[start of Data provided]

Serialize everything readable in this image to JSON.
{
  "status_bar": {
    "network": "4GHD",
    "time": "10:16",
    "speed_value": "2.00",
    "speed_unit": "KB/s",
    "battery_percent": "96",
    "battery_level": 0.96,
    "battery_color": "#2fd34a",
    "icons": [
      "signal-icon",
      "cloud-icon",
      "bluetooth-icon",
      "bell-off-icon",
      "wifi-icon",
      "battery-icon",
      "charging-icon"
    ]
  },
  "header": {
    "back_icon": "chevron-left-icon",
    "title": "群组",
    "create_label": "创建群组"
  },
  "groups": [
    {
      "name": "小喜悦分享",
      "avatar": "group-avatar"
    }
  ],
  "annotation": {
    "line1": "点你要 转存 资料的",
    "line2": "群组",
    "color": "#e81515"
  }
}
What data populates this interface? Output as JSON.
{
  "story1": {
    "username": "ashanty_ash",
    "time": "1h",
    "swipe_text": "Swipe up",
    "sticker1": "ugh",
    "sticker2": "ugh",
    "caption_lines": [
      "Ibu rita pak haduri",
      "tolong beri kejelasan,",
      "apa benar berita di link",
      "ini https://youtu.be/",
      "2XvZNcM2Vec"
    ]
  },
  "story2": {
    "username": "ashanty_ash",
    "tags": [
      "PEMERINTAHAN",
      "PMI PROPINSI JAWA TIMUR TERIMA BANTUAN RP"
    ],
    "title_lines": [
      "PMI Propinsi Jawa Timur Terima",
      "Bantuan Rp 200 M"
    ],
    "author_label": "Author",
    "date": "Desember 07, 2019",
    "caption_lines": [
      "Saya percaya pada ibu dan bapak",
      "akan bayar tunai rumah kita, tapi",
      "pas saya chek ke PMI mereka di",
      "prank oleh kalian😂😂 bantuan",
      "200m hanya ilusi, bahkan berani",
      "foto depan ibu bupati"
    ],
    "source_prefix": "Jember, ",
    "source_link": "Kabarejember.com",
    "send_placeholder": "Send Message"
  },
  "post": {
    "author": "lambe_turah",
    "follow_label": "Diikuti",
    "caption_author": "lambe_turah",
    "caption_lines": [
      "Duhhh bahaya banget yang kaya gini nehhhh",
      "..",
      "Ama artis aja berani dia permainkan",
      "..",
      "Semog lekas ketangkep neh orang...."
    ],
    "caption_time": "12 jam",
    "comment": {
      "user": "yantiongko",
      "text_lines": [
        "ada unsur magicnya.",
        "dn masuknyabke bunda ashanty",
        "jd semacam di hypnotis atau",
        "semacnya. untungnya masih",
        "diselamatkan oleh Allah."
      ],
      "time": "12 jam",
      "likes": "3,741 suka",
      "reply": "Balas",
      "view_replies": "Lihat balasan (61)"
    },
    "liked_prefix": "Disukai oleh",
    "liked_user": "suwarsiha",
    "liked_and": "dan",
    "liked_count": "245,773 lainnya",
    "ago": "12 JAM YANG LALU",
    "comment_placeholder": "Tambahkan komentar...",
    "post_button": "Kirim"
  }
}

[end of Data provided]

» **Short task**: From the line containing "What data populates" down to the final line of the data, write out every line exactly; both the first and last of these belong in your answer, and nothing else does.

» **Solution for this problem**:
What data populates this interface? Output as JSON.
{
  "story1": {
    "username": "ashanty_ash",
    "time": "1h",
    "swipe_text": "Swipe up",
    "sticker1": "ugh",
    "sticker2": "ugh",
    "caption_lines": [
      "Ibu rita pak haduri",
      "tolong beri kejelasan,",
      "apa benar berita di link",
      "ini https://youtu.be/",
      "2XvZNcM2Vec"
    ]
  },
  "story2": {
    "username": "ashanty_ash",
    "tags": [
      "PEMERINTAHAN",
      "PMI PROPINSI JAWA TIMUR TERIMA BANTUAN RP"
    ],
    "title_lines": [
      "PMI Propinsi Jawa Timur Terima",
      "Bantuan Rp 200 M"
    ],
    "author_label": "Author",
    "date": "Desember 07, 2019",
    "caption_lines": [
      "Saya percaya pada ibu dan bapak",
      "akan bayar tunai rumah kita, tapi",
      "pas saya chek ke PMI mereka di",
      "prank oleh kalian😂😂 bantuan",
      "200m hanya ilusi, bahkan berani",
      "foto depan ibu bupati"
    ],
    "source_prefix": "Jember, ",
    "source_link": "Kabarejember.com",
    "send_placeholder": "Send Message"
  },
  "post": {
    "author": "lambe_turah",
    "follow_label": "Diikuti",
    "caption_author": "lambe_turah",
    "caption_lines": [
      "Duhhh bahaya banget yang kaya gini nehhhh",
      "..",
      "Ama artis aja berani dia permainkan",
      "..",
      "Semog lekas ketangkep neh orang...."
    ],
    "caption_time": "12 jam",
    "comment": {
      "user": "yantiongko",
      "text_lines": [
        "ada unsur magicnya.",
        "dn masuknyabke bunda ashanty",
        "jd semacam di hypnotis atau",
        "semacnya. untungnya masih",
        "diselamatkan oleh Allah."
      ],
      "time": "12 jam",
      "likes": "3,741 suka",
      "reply": "Balas",
      "view_replies": "Lihat balasan (61)"
    },
    "liked_prefix": "Disukai oleh",
    "liked_user": "suwarsiha",
    "liked_and": "dan",
    "liked_count": "245,773 lainnya",
    "ago": "12 JAM YANG LALU",
    "comment_placeholder": "Tambahkan komentar...",
    "post_button": "Kirim"
  }
}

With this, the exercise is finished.